====== The data

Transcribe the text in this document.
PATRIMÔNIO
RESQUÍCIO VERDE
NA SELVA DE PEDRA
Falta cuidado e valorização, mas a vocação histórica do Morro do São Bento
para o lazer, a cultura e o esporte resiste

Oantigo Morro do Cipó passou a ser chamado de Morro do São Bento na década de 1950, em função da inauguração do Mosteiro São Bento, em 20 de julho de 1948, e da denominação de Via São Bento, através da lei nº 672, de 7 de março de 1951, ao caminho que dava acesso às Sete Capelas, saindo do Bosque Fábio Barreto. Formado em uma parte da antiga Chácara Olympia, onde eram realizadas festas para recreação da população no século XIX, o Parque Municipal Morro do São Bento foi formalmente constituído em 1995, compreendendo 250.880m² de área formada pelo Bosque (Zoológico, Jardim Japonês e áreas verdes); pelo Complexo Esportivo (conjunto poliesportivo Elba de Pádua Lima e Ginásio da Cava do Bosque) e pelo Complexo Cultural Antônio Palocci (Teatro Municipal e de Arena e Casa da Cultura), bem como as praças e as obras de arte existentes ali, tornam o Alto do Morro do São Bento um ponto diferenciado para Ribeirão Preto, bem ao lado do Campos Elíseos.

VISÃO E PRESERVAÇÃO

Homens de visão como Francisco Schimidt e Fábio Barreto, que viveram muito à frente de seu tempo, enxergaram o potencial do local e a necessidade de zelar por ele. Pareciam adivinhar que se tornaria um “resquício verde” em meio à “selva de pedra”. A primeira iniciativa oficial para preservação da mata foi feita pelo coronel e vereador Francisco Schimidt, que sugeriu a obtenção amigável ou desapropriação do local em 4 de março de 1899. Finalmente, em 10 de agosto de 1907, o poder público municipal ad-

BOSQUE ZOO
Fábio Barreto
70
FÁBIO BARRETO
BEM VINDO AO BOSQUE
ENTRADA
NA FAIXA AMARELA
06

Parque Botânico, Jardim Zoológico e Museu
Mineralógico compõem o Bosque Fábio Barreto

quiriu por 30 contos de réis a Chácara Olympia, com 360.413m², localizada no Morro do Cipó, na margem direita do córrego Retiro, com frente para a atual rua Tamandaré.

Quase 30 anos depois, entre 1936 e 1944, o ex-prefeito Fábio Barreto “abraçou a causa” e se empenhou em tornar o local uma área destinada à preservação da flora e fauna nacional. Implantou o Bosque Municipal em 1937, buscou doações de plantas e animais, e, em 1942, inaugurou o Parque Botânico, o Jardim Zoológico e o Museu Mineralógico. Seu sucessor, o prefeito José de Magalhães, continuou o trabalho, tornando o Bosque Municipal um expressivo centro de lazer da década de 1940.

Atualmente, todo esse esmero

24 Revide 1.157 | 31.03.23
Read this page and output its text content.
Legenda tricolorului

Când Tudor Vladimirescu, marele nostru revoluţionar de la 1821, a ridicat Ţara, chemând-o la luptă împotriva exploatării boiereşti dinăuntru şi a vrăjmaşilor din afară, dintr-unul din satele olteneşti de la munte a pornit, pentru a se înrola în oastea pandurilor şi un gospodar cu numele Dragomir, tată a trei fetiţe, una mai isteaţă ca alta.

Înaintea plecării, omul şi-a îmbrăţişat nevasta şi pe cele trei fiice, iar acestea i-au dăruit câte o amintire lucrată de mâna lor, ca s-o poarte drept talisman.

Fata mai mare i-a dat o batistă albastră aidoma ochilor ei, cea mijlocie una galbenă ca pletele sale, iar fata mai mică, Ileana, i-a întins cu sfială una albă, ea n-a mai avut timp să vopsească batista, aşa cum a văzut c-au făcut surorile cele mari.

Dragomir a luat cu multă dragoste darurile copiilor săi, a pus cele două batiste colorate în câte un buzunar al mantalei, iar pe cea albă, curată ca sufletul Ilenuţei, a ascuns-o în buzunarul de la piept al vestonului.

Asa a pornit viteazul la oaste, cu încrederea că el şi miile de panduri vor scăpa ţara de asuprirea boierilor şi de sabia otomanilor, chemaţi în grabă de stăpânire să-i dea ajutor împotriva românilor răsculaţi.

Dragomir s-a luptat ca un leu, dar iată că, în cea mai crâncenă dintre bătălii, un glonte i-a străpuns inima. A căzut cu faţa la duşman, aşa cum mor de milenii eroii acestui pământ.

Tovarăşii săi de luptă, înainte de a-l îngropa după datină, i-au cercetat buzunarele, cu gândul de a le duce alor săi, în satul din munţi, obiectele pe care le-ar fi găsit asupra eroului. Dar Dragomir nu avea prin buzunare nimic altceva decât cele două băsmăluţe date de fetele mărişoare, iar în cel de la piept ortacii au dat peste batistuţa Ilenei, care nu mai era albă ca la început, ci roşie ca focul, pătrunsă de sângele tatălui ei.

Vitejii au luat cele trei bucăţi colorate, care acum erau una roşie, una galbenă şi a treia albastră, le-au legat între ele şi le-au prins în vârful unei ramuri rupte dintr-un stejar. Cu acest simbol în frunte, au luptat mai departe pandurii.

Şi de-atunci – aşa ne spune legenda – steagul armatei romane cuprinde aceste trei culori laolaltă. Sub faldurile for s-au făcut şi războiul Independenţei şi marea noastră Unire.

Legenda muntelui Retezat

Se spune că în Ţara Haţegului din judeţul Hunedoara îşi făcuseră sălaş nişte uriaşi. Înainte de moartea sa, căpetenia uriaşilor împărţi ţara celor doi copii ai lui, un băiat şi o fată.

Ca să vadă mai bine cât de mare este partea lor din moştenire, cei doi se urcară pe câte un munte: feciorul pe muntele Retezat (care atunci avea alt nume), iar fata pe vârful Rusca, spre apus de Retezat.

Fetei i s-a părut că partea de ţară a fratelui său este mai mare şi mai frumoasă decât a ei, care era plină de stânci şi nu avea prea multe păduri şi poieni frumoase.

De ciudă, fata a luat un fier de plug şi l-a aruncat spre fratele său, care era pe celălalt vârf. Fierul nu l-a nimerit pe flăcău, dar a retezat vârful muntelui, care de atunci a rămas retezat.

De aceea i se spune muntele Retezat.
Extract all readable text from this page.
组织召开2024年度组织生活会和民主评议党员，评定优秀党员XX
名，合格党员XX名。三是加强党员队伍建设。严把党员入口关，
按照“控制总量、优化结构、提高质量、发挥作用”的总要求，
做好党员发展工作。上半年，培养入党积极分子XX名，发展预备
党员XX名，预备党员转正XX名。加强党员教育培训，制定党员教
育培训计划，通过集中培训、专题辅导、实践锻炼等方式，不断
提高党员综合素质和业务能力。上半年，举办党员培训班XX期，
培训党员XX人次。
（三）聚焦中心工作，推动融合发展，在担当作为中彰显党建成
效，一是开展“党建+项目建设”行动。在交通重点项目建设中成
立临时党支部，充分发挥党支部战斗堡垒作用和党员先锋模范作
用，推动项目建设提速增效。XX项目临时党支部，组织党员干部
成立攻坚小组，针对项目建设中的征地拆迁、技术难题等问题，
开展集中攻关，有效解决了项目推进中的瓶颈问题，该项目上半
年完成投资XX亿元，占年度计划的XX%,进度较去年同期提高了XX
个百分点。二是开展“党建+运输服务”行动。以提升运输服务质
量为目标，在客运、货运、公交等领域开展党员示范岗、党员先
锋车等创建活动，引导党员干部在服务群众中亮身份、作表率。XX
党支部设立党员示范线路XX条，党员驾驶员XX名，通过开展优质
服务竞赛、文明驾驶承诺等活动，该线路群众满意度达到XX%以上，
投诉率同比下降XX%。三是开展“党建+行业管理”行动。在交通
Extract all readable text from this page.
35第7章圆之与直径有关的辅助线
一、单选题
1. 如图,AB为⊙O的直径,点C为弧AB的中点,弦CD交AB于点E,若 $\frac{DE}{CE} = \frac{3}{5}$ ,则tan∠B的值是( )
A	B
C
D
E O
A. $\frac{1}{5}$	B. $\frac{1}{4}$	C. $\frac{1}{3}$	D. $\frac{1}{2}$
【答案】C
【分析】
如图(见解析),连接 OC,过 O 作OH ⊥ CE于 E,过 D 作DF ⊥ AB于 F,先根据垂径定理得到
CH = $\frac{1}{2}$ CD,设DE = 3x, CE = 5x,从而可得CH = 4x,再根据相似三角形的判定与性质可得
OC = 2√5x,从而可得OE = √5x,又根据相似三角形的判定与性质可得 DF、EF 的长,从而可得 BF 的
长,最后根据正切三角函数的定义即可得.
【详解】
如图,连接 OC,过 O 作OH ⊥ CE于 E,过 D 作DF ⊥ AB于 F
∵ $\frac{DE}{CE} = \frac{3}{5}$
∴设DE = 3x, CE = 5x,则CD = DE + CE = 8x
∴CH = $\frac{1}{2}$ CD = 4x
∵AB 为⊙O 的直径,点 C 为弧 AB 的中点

============

_What you will do_: Scan the entries above for the word "albastră" and collect each line holding it.

_Output below_:
Fata mai mare i-a dat o batistă albastră aidoma ochilor ei, cea mijlocie una galbenă ca pletele sale, iar fata mai mică, Ileana, i-a întins cu sfială una albă, ea n-a mai avut timp să vopsească batista, aşa cum a văzut c-au făcut surorile cele mari.
Vitejii au luat cele trei bucăţi colorate, care acum erau una roşie, una galbenă şi a treia albastră, le-au legat între ele şi le-au prins în vârful unei ramuri rupte dintr-un stejar. Cu acest simbol în frunte, au luptat mai departe pandurii.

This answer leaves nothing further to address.